### Written problem
Rewrite the rows from the start through the line containing "macd-signal-dot <box>814 1011 819 1016</box>", inclusive, replacing "y-tick-label" with "price-tick-label" and leaving everything else unchanged.

### Data records
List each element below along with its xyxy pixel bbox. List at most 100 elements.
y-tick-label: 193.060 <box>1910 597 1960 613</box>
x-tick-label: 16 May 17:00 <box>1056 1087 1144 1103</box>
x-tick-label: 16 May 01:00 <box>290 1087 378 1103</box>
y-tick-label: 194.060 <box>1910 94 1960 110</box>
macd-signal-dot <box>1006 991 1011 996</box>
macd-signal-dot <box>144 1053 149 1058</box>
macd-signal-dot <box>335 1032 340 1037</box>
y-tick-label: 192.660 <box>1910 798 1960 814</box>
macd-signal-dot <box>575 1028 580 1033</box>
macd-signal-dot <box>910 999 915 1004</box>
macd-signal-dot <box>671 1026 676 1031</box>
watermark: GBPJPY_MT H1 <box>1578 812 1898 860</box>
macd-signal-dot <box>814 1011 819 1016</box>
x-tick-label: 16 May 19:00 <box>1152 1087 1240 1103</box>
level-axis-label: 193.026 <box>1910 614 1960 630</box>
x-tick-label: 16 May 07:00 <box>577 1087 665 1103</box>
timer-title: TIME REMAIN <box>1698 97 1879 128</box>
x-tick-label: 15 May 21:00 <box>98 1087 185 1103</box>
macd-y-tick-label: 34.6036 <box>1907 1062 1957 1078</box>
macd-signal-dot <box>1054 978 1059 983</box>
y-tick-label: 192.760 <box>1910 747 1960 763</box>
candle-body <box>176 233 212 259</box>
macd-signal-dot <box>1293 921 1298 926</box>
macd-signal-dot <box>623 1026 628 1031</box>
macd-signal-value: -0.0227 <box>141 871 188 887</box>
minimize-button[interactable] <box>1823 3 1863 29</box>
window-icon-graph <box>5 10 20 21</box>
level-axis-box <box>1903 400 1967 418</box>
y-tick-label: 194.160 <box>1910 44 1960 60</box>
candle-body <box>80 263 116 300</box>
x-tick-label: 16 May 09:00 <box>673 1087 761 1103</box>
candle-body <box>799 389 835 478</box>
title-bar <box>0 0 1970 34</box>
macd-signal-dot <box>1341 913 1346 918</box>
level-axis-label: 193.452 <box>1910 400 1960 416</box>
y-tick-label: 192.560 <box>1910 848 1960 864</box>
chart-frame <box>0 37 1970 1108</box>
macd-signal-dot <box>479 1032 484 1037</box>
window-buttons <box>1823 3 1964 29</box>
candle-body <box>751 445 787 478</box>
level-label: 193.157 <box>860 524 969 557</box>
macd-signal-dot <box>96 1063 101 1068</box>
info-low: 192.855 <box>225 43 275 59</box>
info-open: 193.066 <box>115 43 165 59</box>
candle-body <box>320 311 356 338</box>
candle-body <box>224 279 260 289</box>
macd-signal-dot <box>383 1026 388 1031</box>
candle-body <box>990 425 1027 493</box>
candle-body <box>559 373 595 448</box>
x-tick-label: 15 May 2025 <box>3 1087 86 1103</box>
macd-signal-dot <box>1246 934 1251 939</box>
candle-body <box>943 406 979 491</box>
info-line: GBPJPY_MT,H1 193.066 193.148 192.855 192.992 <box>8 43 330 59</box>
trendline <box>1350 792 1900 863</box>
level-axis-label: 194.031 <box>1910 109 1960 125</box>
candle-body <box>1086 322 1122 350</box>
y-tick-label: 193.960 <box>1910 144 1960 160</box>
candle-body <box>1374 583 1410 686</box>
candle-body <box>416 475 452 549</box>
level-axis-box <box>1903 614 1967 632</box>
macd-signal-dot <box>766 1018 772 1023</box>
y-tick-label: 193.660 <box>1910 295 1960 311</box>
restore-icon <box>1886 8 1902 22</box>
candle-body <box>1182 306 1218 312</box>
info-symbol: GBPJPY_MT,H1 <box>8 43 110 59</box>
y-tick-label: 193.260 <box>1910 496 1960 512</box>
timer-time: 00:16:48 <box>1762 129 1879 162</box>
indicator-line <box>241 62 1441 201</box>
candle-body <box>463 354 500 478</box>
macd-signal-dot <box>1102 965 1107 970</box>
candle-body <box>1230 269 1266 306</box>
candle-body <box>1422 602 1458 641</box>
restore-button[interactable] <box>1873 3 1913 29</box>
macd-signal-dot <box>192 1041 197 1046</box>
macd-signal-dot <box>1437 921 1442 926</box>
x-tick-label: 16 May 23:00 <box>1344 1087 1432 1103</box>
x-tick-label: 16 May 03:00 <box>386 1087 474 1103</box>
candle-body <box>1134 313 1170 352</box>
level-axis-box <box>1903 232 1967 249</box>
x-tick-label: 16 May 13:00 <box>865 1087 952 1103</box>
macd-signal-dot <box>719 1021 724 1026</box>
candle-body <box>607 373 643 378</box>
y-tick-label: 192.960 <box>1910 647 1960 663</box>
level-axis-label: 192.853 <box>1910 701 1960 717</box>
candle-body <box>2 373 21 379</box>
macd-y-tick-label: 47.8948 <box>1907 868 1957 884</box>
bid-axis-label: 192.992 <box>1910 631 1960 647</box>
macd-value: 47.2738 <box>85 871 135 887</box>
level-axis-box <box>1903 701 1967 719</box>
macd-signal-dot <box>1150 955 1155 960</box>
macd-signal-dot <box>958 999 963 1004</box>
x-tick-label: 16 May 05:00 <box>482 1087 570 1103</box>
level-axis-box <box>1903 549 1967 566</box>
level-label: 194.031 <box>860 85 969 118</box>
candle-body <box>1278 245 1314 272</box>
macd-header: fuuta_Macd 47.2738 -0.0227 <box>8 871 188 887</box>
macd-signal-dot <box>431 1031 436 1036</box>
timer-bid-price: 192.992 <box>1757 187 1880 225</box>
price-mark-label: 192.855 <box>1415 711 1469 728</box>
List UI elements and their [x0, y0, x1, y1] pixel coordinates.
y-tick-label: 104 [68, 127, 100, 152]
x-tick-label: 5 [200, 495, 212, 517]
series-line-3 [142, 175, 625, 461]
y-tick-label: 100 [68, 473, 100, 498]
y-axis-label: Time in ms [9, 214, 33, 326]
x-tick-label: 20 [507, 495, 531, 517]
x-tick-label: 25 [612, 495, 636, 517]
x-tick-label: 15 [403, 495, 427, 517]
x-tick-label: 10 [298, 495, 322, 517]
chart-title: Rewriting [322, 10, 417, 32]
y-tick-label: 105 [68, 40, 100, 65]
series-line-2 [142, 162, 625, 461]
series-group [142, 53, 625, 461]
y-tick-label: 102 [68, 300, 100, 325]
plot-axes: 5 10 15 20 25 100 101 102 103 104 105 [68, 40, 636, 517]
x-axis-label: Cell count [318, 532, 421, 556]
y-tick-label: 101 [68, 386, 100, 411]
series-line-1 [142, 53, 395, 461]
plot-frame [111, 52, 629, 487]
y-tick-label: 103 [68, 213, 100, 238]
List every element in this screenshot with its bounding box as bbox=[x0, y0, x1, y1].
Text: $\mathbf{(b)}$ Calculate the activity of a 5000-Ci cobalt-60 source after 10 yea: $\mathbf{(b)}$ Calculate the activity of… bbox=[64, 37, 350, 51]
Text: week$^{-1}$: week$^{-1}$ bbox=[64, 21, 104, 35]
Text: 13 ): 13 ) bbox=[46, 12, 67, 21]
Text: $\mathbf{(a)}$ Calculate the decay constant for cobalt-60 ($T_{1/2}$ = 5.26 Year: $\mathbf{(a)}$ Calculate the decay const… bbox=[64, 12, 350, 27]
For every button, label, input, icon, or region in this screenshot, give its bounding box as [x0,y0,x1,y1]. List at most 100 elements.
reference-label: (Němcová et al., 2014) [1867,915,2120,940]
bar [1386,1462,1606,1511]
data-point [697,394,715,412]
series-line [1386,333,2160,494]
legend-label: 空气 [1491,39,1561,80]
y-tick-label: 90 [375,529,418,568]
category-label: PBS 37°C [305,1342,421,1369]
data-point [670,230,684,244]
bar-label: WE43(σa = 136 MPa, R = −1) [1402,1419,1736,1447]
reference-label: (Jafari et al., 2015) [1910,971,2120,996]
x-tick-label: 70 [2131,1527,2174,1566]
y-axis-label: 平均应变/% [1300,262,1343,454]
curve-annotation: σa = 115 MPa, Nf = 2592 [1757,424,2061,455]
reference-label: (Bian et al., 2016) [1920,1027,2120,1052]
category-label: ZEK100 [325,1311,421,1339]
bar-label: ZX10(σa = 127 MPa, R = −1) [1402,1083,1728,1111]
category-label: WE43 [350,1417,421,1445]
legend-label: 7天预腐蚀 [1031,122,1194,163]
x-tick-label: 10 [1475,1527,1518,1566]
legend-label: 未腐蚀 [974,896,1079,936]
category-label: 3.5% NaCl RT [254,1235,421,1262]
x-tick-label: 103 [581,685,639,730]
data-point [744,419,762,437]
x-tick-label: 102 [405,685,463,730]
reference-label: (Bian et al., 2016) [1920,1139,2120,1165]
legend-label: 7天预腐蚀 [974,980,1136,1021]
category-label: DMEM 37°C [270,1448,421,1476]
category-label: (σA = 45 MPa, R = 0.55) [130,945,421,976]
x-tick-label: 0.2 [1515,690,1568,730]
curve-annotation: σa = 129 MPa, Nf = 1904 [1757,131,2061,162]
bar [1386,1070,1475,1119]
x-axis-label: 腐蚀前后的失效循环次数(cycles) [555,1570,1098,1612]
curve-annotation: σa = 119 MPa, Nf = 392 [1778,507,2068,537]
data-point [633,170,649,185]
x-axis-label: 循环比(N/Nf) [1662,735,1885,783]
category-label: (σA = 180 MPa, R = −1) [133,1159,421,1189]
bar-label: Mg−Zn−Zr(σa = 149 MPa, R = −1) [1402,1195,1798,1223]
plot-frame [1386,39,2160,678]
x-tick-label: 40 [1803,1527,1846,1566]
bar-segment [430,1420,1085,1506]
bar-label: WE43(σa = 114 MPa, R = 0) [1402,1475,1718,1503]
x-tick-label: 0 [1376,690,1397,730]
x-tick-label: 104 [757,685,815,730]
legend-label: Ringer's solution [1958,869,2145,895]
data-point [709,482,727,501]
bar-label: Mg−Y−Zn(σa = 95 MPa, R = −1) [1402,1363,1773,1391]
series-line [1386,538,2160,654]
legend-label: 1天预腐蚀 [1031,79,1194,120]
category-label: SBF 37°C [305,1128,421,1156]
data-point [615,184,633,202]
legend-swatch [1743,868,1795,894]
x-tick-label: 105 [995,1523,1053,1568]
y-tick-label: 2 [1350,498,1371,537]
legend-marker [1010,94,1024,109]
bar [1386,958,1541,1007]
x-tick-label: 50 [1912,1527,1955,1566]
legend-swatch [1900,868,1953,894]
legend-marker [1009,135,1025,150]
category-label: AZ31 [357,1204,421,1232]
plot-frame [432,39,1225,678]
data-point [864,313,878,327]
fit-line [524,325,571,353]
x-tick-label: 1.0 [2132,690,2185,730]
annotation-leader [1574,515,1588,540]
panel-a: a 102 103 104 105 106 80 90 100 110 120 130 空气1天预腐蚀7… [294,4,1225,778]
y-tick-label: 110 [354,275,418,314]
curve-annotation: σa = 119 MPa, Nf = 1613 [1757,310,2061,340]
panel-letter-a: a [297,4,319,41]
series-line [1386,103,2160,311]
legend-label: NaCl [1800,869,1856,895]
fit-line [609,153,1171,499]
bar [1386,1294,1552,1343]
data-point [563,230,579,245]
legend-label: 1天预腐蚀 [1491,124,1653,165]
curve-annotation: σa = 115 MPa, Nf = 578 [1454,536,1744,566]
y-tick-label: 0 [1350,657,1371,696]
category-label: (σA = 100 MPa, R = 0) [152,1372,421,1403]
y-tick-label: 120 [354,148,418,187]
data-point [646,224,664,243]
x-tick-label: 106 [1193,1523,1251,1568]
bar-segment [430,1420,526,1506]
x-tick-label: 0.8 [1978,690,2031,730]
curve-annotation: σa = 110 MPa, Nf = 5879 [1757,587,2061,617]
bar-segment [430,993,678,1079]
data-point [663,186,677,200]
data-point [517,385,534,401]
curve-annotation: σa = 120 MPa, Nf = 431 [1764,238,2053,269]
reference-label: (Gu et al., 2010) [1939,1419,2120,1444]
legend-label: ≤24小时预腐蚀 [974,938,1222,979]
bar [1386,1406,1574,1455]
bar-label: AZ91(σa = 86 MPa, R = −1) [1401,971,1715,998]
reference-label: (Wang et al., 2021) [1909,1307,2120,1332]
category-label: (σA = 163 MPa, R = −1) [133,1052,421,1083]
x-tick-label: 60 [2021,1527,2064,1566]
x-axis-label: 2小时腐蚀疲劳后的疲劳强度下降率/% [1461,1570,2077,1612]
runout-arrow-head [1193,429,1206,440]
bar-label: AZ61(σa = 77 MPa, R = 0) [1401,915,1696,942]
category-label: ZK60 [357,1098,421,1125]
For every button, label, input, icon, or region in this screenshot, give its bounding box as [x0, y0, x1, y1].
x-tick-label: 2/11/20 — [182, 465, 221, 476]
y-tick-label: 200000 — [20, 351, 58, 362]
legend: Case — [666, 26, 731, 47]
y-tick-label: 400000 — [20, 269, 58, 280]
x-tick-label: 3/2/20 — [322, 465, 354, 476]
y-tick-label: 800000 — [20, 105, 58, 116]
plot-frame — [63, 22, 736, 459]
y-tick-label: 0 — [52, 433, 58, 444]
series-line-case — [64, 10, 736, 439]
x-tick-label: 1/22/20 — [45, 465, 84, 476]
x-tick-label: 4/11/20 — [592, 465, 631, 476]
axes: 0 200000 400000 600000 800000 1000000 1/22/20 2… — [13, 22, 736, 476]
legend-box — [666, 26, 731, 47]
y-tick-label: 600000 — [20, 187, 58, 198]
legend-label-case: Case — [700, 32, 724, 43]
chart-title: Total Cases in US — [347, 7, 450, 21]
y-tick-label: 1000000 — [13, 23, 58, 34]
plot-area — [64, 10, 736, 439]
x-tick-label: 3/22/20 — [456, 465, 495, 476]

### Correct answer
List each element below along with its xyxy pixel bbox. List at most 100 elements.
price-tick-label: 193.060 <box>1910 597 1960 613</box>
x-tick-label: 16 May 17:00 <box>1056 1087 1144 1103</box>
x-tick-label: 16 May 01:00 <box>290 1087 378 1103</box>
price-tick-label: 194.060 <box>1910 94 1960 110</box>
macd-signal-dot <box>1006 991 1011 996</box>
macd-signal-dot <box>144 1053 149 1058</box>
macd-signal-dot <box>335 1032 340 1037</box>
price-tick-label: 192.660 <box>1910 798 1960 814</box>
macd-signal-dot <box>575 1028 580 1033</box>
macd-signal-dot <box>910 999 915 1004</box>
macd-signal-dot <box>671 1026 676 1031</box>
watermark: GBPJPY_MT H1 <box>1578 812 1898 860</box>
macd-signal-dot <box>814 1011 819 1016</box>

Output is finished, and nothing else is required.